* [Problem to work on]
Spot each line in the records below where the word "Pulse" occurs, then copy it.

* [Record list]
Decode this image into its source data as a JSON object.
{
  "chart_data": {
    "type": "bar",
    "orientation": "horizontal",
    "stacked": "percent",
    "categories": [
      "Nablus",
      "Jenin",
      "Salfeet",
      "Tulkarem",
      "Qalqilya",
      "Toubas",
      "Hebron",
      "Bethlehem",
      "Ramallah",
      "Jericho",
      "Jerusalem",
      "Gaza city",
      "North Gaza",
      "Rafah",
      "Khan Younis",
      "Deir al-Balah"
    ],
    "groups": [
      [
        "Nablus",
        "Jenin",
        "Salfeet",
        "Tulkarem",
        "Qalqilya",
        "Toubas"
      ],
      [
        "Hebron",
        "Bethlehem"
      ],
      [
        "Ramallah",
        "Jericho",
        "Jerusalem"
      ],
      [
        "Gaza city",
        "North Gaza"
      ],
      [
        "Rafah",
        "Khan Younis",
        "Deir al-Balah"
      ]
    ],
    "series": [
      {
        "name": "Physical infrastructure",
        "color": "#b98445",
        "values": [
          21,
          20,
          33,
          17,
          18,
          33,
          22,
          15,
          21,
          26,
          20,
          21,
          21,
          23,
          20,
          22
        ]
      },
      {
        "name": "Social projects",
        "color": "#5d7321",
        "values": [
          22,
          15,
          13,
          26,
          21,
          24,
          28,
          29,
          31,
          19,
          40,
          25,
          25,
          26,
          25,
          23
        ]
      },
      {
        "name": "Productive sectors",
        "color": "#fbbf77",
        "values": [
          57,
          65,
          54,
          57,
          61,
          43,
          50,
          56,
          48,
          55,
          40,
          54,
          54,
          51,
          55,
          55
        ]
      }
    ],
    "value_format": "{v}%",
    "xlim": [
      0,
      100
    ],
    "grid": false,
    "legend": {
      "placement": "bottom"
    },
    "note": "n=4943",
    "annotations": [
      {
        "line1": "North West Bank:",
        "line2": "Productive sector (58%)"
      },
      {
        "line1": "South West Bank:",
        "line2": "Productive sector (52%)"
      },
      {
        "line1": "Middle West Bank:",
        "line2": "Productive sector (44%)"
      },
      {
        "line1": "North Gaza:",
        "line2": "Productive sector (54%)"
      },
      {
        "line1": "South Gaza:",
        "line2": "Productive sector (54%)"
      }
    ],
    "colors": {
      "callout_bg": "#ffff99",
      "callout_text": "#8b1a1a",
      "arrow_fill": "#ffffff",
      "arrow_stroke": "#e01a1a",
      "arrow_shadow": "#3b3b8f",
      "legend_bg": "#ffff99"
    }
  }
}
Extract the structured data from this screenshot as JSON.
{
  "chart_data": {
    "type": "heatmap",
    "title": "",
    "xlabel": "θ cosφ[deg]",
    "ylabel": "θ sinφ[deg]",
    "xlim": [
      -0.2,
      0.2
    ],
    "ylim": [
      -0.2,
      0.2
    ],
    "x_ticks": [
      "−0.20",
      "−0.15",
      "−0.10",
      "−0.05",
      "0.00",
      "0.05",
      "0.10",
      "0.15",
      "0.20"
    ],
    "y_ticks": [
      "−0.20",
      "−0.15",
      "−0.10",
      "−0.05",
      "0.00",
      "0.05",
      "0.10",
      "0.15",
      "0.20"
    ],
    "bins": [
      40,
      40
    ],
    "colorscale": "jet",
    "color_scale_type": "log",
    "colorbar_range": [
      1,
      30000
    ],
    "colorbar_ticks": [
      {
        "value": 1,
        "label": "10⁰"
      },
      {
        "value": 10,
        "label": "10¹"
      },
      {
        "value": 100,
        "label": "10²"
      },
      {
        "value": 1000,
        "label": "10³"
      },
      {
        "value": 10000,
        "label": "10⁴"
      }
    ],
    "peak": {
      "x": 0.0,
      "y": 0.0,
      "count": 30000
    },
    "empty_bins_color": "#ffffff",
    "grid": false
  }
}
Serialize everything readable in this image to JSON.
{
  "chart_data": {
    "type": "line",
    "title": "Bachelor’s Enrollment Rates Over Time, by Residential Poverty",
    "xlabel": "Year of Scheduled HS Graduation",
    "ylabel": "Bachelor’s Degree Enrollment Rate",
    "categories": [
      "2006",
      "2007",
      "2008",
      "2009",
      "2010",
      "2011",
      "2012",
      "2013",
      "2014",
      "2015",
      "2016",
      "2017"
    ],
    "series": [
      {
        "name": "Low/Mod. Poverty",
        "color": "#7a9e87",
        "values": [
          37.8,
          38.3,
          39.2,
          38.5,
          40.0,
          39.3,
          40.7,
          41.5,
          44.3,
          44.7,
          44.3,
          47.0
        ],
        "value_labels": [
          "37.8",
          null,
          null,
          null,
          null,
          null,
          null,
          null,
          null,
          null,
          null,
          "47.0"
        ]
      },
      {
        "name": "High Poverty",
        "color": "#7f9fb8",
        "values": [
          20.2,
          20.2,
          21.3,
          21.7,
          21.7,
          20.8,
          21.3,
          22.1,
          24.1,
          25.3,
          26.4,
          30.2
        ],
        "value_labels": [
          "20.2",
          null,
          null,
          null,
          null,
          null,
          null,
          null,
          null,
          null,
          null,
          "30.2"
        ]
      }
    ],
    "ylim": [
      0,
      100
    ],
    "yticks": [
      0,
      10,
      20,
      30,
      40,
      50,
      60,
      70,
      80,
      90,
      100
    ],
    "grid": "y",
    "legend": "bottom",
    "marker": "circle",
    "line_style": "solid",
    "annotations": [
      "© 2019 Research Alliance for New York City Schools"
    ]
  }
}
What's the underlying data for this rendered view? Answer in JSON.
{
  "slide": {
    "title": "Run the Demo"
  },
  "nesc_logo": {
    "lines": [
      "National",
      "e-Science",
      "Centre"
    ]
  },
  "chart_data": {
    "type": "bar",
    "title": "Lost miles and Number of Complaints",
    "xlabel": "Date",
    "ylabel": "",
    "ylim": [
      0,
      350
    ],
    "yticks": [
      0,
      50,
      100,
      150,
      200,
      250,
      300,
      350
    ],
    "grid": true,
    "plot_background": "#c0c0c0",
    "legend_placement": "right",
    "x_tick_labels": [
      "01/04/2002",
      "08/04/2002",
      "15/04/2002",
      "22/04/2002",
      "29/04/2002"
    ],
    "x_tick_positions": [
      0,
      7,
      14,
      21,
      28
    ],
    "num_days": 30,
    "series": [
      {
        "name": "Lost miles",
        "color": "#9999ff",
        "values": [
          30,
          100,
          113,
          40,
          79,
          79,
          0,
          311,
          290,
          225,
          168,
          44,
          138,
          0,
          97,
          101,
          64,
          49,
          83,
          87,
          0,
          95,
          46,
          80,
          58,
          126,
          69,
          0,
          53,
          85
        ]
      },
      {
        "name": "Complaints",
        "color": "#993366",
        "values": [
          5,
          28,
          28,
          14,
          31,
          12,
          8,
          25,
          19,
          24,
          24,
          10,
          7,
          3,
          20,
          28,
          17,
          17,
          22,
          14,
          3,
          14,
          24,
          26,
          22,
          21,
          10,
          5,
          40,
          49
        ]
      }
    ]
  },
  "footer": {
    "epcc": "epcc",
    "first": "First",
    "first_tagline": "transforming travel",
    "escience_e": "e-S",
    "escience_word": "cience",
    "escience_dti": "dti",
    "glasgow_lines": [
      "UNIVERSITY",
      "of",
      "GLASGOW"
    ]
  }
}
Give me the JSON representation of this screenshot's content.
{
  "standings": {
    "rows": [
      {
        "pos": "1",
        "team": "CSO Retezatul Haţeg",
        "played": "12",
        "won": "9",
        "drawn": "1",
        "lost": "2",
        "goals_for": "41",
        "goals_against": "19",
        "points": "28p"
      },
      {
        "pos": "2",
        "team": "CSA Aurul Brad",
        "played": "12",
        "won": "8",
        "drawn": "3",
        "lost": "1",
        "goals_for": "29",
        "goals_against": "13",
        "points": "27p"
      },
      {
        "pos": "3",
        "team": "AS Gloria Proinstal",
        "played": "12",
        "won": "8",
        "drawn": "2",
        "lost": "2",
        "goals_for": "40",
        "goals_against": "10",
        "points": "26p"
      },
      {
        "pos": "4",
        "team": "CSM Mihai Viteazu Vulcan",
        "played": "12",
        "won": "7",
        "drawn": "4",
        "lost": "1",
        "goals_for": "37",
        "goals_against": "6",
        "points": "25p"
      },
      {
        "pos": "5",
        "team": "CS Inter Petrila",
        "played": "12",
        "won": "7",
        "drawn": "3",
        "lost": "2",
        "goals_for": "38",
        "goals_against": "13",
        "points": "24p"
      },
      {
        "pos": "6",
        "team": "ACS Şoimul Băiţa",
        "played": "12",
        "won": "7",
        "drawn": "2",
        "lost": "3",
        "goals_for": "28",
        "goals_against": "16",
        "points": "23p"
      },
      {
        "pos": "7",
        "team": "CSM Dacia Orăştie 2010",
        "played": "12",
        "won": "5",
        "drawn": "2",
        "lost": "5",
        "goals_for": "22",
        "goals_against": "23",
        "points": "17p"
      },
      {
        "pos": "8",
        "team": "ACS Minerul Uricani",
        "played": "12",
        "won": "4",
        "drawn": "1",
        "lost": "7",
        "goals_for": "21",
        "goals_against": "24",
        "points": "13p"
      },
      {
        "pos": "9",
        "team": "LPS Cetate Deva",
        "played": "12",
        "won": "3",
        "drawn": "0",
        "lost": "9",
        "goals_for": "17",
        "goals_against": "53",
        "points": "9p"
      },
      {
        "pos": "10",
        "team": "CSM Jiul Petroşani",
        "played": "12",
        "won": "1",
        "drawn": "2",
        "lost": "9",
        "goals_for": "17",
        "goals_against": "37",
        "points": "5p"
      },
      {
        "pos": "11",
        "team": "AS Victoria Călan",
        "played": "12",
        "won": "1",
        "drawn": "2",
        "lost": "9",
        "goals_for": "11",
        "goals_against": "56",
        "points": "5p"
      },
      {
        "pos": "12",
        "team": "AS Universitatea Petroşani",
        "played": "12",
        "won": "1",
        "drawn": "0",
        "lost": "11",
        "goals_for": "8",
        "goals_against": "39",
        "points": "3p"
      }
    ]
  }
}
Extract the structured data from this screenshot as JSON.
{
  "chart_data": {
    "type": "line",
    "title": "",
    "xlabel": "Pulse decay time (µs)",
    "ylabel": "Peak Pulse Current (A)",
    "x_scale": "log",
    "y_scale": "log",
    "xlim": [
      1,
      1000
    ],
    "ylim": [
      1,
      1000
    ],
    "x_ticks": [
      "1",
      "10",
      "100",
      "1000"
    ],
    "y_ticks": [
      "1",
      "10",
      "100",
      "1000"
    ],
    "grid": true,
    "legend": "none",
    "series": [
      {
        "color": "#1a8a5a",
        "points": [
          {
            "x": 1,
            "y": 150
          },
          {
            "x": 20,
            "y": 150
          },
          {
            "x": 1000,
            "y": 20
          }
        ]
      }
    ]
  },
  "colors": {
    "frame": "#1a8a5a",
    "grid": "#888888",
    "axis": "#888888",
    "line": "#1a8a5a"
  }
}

* [Output for this exercise]
    "xlabel": "Pulse decay time (µs)",
    "ylabel": "Peak Pulse Current (A)",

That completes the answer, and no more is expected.